▸ **THE INPUT**
....

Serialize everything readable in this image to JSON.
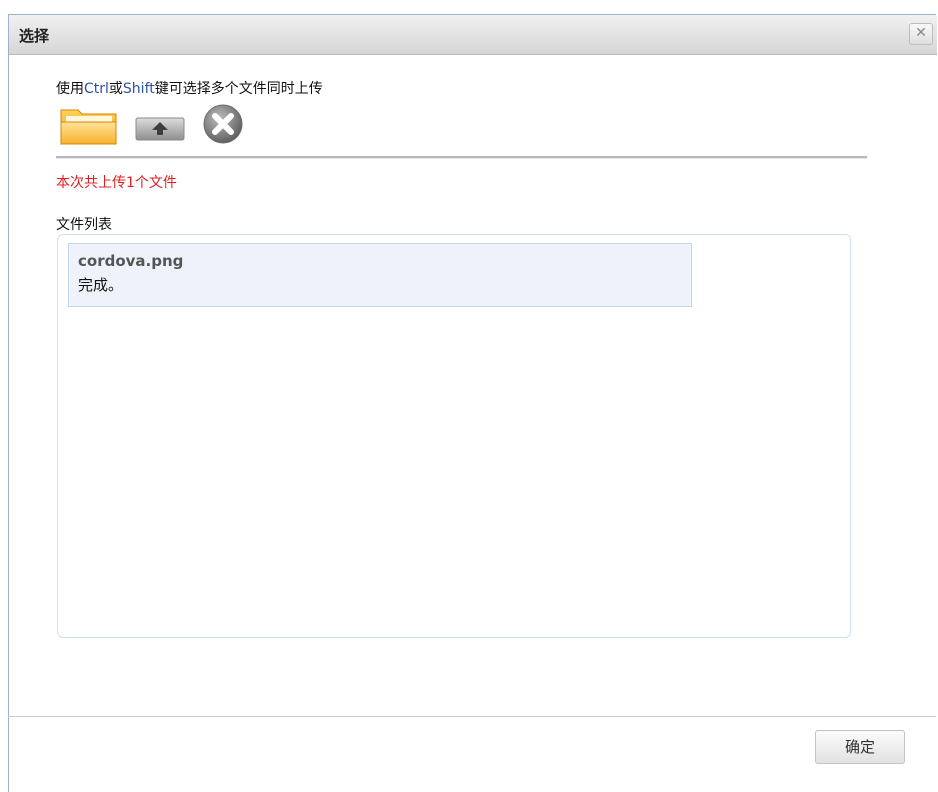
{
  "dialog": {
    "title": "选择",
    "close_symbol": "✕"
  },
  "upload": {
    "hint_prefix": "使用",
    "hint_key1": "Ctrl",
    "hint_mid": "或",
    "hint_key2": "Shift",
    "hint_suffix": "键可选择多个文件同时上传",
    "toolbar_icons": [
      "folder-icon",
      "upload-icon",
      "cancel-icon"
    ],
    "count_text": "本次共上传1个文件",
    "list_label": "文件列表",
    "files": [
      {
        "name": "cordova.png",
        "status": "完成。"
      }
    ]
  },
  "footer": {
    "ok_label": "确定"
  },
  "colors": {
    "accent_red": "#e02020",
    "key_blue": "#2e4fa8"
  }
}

....

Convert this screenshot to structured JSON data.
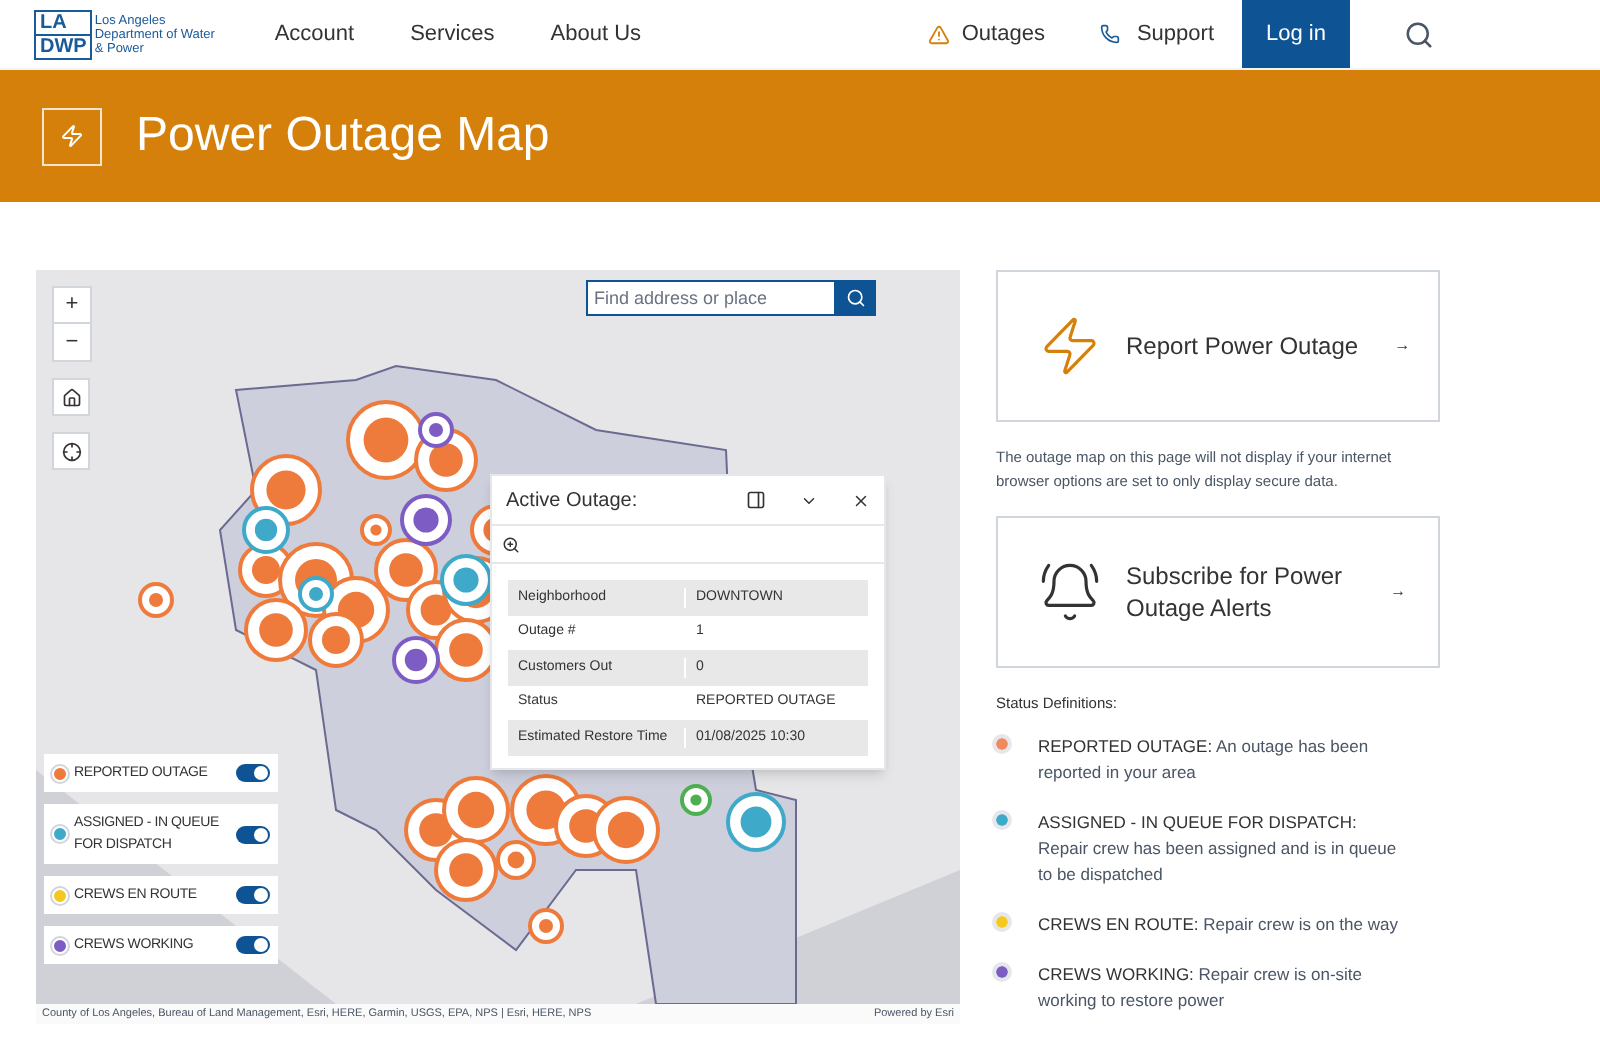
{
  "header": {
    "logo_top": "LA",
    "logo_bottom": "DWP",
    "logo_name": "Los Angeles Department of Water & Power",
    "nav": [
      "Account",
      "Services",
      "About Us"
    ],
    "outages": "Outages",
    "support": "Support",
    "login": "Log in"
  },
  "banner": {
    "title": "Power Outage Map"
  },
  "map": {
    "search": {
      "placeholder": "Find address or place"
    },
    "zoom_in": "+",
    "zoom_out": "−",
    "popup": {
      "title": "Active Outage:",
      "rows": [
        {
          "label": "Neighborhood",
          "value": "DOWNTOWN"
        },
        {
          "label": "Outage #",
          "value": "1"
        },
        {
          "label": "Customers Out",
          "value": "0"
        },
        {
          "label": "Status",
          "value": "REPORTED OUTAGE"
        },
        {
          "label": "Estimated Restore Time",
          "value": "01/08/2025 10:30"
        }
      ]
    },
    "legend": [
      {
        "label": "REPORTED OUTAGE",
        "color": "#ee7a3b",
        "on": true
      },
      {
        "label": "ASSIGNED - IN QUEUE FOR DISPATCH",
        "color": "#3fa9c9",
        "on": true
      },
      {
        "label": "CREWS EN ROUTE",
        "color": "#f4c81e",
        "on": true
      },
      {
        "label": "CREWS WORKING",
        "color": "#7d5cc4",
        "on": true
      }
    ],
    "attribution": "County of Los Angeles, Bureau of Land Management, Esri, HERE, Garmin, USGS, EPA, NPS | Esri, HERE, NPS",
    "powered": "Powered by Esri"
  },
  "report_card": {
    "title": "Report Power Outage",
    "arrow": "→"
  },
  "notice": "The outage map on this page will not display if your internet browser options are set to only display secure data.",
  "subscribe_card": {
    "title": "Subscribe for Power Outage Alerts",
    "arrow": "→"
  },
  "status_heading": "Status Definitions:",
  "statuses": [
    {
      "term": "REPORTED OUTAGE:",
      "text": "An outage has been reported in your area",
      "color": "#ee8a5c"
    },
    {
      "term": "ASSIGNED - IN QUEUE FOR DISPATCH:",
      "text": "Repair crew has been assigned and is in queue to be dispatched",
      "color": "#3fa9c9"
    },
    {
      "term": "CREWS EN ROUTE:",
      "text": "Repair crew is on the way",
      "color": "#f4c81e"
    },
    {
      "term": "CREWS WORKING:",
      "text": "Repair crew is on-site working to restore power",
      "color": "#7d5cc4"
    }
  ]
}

....

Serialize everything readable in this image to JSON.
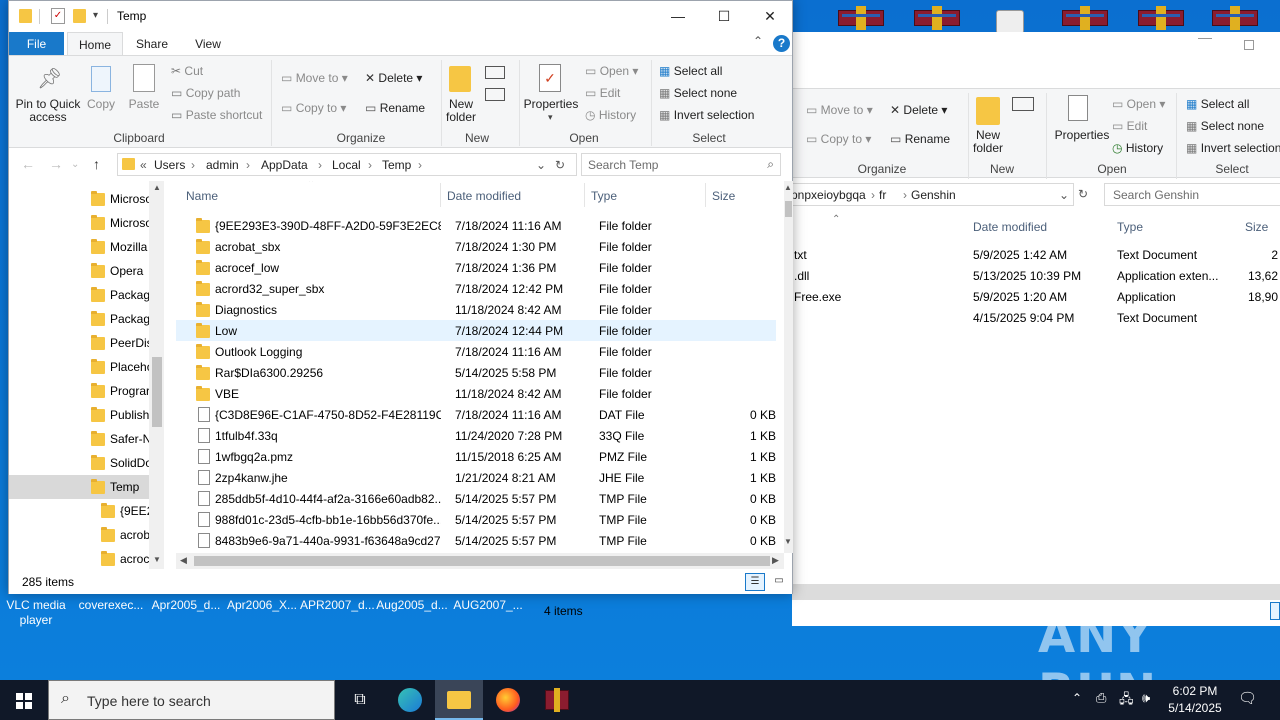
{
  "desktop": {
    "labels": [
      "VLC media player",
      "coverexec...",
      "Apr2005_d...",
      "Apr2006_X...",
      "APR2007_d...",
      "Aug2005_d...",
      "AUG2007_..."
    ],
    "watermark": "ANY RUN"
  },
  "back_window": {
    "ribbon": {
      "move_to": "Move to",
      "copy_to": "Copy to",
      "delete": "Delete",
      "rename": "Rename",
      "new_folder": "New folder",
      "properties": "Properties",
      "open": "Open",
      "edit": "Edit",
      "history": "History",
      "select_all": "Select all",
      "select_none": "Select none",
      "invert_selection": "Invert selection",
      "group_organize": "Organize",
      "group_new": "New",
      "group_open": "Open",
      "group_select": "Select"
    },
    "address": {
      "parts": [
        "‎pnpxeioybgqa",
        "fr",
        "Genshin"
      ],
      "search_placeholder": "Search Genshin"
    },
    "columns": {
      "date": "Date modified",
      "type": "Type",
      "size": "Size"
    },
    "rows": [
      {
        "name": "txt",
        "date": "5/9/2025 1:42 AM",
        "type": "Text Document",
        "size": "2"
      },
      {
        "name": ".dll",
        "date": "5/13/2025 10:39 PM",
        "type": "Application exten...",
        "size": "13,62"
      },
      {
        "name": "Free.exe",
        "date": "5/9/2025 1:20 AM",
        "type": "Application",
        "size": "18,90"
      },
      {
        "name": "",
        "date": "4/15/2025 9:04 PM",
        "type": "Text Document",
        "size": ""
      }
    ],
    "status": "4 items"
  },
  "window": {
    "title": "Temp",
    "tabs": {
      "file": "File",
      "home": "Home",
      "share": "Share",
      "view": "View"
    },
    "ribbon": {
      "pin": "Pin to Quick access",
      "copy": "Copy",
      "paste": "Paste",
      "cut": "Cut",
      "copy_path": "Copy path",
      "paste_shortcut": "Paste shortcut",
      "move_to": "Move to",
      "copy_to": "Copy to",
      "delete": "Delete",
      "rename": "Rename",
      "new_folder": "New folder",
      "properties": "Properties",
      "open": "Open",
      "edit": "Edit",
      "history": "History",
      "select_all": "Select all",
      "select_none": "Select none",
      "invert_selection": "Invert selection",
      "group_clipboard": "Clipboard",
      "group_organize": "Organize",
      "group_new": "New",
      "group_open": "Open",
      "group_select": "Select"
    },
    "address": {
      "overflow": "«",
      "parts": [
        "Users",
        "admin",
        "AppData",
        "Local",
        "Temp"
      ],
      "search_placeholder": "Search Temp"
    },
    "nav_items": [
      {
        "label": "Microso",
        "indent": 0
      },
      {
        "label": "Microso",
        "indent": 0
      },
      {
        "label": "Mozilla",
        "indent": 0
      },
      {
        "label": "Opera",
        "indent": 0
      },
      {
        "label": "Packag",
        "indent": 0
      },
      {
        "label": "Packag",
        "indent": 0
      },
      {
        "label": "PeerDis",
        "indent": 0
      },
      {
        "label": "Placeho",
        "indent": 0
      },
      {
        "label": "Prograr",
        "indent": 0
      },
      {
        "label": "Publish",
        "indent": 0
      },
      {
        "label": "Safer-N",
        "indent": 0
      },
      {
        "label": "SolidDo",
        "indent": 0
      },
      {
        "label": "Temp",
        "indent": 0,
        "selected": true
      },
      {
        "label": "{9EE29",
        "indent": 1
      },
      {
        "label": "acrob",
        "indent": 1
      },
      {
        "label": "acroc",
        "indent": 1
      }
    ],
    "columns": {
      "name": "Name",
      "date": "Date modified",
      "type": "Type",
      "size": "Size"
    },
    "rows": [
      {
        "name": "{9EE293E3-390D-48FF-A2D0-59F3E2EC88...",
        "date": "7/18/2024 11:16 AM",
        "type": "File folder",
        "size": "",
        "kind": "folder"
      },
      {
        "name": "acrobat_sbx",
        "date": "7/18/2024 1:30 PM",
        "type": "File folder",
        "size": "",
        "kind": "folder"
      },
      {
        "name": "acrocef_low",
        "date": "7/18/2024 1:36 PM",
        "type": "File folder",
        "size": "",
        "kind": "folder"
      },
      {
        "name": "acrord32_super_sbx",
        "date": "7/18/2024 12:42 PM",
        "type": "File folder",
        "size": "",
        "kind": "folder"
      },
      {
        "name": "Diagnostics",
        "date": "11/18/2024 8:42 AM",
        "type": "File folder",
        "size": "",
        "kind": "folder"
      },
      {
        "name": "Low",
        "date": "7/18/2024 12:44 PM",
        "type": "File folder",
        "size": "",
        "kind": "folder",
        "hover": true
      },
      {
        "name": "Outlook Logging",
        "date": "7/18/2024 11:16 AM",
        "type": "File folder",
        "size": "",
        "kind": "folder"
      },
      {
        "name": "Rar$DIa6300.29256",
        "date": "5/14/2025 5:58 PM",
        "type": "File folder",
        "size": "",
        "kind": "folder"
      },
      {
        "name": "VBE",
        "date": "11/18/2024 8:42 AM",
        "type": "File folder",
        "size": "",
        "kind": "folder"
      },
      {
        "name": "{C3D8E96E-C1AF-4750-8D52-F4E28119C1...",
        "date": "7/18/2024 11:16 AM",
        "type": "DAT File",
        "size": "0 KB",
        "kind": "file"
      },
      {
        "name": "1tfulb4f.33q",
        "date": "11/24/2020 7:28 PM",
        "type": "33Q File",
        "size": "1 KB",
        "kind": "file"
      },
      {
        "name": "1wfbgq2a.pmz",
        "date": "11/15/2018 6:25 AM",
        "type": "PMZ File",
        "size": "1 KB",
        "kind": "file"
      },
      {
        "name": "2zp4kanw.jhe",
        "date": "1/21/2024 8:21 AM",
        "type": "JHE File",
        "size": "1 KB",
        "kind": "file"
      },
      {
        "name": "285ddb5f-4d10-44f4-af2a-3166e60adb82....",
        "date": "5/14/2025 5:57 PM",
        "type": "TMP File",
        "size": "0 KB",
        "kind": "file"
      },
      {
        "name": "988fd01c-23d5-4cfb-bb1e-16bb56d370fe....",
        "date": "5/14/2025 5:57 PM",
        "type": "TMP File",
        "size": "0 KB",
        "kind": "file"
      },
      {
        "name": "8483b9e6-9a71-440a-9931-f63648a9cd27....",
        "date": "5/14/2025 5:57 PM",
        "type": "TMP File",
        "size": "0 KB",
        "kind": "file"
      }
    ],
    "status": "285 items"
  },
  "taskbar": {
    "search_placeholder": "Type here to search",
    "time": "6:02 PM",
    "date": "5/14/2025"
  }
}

....

▸ **WHAT TO DO**
Copy every line of the listing that includes the string "Angeles".

▸ **FINISHED ANSWER**
    "logo_name": "Los Angeles Department of Water & Power",
    "attribution": "County of Los Angeles, Bureau of Land Management, Esri, HERE, Garmin, USGS, EPA, NPS | Esri, HERE, NPS",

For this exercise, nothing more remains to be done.